TASK DESCRIPTION:
In how many lines does the string "text" appear? Answer with the number only.

PROVIDED RECORDS:
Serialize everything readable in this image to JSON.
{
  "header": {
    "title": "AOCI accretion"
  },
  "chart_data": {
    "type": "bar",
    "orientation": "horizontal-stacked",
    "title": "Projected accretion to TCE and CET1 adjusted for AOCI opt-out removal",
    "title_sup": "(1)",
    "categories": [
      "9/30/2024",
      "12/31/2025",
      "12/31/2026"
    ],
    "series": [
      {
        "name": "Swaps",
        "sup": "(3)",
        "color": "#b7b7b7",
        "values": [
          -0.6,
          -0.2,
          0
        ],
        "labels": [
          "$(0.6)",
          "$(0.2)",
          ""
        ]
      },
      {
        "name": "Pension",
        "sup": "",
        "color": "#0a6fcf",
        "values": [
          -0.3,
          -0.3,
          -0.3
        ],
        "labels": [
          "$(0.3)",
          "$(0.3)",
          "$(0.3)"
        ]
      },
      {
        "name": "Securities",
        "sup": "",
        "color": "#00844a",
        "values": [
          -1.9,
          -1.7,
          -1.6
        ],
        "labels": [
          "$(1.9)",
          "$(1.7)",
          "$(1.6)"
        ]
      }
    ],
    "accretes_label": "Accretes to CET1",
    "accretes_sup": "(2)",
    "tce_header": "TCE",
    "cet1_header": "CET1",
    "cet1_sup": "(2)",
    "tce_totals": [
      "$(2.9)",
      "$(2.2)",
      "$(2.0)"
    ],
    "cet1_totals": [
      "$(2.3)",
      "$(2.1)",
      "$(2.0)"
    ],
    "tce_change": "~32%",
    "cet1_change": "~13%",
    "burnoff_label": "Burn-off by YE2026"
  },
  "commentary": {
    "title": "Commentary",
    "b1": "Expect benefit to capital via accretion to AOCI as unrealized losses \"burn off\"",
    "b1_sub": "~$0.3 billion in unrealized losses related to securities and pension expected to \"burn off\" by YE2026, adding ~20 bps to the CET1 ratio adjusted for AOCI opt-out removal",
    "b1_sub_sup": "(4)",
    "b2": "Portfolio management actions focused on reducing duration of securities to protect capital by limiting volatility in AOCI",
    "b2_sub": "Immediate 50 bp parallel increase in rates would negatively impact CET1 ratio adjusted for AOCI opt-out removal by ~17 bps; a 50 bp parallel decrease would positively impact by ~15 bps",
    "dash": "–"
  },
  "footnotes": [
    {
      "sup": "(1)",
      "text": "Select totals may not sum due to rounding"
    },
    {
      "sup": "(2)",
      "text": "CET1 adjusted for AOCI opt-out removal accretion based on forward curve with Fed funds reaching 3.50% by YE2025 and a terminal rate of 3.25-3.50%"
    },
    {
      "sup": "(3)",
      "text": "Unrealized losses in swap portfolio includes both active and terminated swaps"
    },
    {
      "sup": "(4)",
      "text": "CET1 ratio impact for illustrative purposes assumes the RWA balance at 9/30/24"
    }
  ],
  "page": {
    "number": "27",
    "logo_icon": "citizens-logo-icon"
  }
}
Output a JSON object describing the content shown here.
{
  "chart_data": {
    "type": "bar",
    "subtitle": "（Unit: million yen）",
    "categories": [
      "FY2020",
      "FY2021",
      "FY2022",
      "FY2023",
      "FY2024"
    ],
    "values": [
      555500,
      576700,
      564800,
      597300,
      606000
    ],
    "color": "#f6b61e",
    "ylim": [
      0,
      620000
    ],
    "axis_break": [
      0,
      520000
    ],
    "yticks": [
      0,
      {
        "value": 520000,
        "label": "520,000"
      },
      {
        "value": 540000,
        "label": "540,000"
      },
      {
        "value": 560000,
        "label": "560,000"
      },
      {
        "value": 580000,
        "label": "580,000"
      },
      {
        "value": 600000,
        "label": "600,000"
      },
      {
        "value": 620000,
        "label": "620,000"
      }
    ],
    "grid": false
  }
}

SOLUTION BELOW:
4